▶ **Given request**
Track down each line that has the word "自我意识" and copy it.

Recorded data
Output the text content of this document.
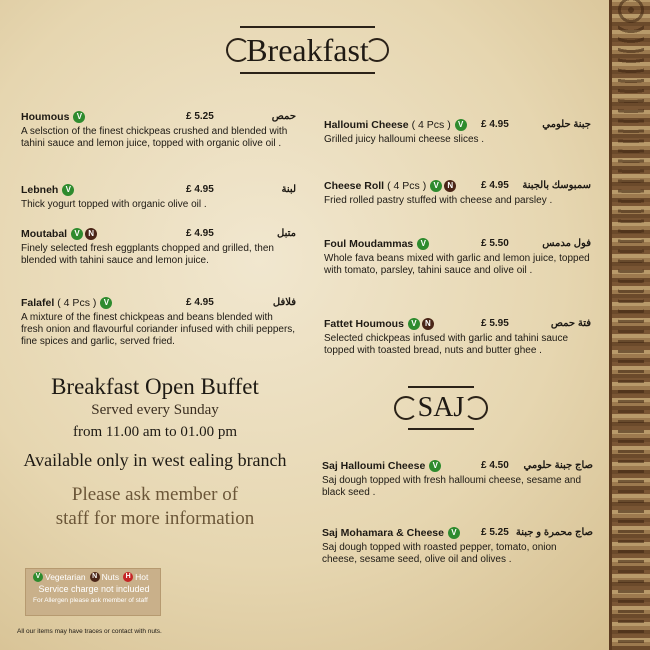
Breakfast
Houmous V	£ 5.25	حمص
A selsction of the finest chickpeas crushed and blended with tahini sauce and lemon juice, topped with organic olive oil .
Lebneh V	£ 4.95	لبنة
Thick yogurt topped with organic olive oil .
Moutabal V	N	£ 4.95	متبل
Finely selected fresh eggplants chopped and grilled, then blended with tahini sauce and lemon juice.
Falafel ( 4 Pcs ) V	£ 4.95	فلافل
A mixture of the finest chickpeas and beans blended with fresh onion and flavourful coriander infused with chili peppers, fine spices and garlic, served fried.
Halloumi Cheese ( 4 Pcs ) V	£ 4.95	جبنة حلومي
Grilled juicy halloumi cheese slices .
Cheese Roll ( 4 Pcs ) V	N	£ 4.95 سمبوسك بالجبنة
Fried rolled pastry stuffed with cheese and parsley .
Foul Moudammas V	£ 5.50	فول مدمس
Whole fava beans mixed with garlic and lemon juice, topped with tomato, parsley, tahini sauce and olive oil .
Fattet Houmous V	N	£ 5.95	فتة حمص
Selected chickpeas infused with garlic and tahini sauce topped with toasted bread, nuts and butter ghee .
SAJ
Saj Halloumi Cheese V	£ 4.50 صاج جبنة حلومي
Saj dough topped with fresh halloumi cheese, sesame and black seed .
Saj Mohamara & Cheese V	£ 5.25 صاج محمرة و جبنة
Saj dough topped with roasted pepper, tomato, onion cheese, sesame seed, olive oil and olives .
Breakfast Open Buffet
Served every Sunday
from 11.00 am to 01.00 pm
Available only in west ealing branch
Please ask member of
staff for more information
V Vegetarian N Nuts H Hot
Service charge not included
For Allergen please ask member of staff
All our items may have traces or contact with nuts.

==

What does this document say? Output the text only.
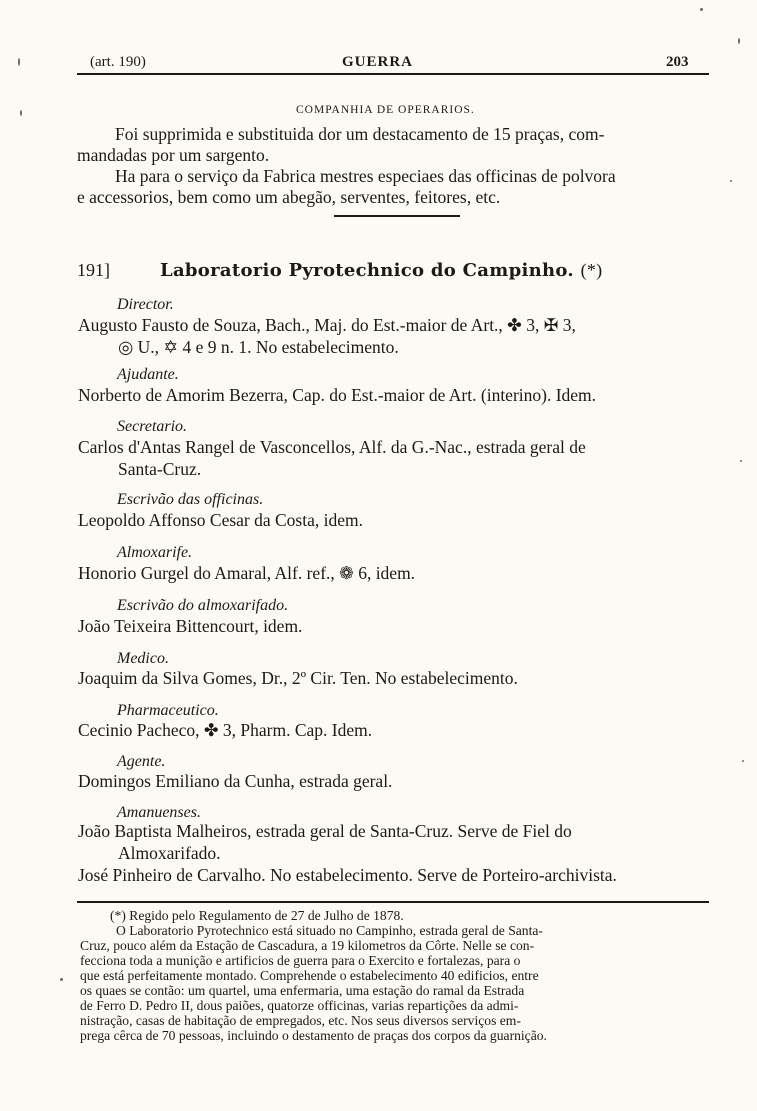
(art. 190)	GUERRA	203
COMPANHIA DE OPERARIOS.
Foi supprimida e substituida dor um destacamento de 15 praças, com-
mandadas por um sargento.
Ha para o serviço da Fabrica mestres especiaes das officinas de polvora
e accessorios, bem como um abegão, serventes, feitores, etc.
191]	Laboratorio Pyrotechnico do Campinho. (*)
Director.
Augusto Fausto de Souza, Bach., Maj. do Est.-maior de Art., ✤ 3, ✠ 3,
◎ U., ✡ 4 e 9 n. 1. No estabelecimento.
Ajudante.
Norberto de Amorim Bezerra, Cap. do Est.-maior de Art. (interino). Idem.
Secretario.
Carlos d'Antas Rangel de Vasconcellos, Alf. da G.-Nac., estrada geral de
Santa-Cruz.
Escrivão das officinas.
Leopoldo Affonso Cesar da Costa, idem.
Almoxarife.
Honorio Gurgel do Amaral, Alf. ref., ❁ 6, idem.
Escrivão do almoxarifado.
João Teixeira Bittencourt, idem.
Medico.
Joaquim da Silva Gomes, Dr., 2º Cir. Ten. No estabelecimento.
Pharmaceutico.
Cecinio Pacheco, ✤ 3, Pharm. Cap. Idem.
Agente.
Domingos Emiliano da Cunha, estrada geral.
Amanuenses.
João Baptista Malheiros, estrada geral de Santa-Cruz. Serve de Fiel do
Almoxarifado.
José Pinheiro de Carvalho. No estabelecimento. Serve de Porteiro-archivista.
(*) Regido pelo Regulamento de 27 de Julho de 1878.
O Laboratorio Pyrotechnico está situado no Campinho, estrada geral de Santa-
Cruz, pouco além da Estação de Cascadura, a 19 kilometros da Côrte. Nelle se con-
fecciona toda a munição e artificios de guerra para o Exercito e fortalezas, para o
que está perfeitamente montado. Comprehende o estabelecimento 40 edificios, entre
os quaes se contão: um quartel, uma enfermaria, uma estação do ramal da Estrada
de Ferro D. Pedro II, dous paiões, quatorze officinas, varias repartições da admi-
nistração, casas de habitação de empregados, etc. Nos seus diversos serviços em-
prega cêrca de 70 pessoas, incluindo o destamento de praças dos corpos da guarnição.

---

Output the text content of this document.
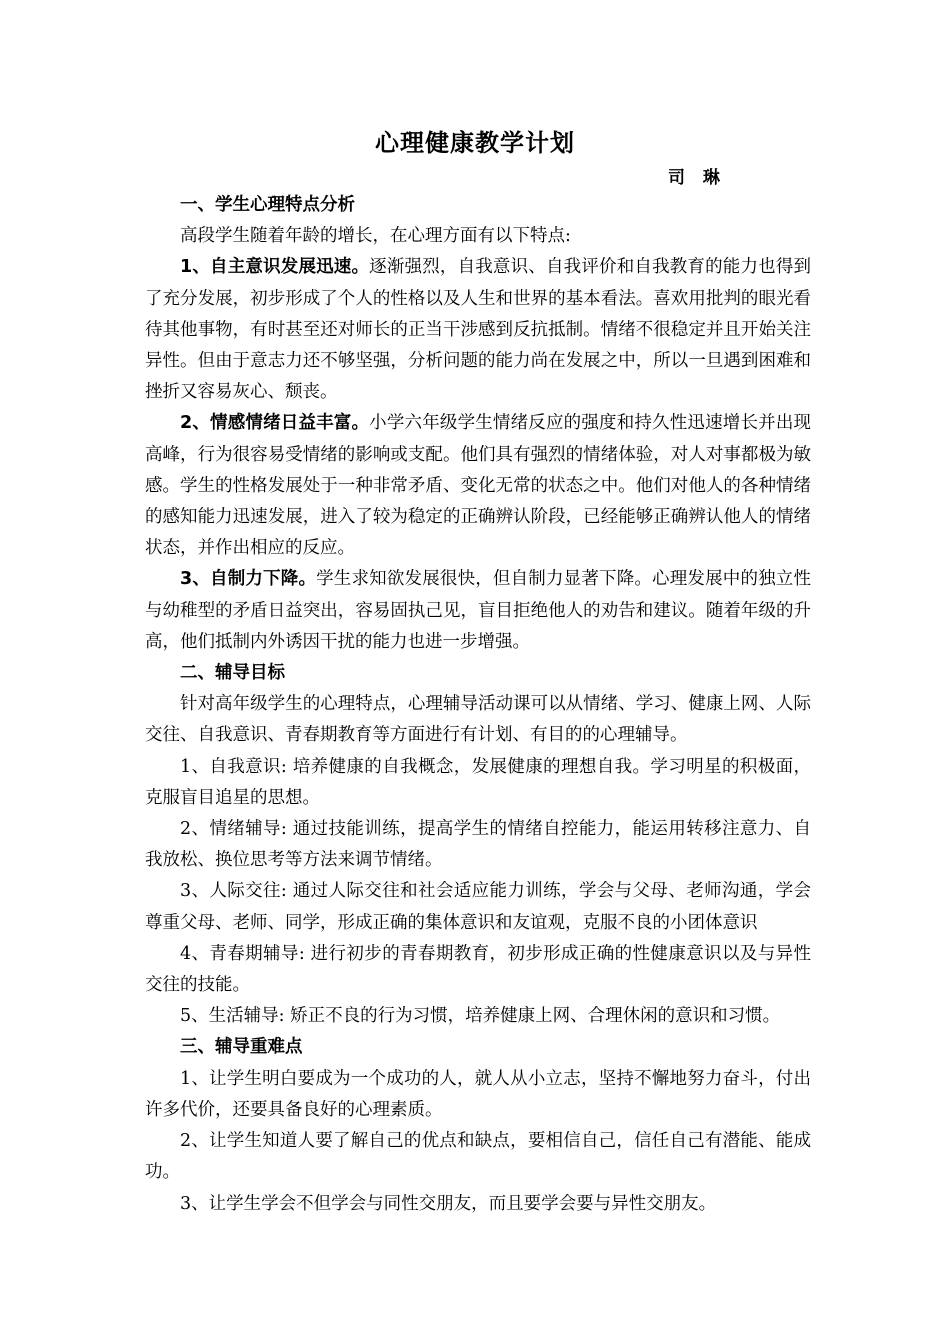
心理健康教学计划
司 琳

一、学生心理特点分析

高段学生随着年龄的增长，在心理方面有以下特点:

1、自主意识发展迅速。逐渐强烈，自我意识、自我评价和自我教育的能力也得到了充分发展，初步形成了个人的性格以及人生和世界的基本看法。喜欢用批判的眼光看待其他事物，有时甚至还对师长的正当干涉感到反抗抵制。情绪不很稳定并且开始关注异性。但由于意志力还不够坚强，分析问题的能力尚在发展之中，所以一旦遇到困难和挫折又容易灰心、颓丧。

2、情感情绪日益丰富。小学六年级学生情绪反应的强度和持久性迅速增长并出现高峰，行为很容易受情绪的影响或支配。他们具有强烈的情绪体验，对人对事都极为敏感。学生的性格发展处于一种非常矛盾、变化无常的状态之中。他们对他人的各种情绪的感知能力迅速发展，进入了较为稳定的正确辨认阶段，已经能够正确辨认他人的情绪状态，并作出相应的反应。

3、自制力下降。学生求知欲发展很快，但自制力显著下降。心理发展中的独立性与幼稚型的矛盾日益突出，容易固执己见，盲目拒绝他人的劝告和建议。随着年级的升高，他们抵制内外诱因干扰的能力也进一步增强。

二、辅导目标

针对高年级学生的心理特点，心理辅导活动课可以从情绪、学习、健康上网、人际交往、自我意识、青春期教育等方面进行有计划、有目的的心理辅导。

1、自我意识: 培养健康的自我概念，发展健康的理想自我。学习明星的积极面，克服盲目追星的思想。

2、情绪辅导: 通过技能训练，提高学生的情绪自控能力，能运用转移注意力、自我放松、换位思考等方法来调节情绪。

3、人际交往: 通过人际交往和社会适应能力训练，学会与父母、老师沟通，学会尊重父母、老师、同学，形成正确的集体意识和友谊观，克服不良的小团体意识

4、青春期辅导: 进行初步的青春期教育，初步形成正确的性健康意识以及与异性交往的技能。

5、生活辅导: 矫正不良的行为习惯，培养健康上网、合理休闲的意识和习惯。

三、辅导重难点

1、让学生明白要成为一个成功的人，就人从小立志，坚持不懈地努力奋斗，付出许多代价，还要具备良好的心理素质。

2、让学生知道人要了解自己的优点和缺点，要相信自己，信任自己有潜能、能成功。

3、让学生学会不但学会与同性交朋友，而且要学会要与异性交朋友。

▶ **Result below**
1、自主意识发展迅速。逐渐强烈，自我意识、自我评价和自我教育的能力也得到了充分发展，初步形成了个人的性格以及人生和世界的基本看法。喜欢用批判的眼光看待其他事物，有时甚至还对师长的正当干涉感到反抗抵制。情绪不很稳定并且开始关注异性。但由于意志力还不够坚强，分析问题的能力尚在发展之中，所以一旦遇到困难和挫折又容易灰心、颓丧。
针对高年级学生的心理特点，心理辅导活动课可以从情绪、学习、健康上网、人际交往、自我意识、青春期教育等方面进行有计划、有目的的心理辅导。
1、自我意识: 培养健康的自我概念，发展健康的理想自我。学习明星的积极面，克服盲目追星的思想。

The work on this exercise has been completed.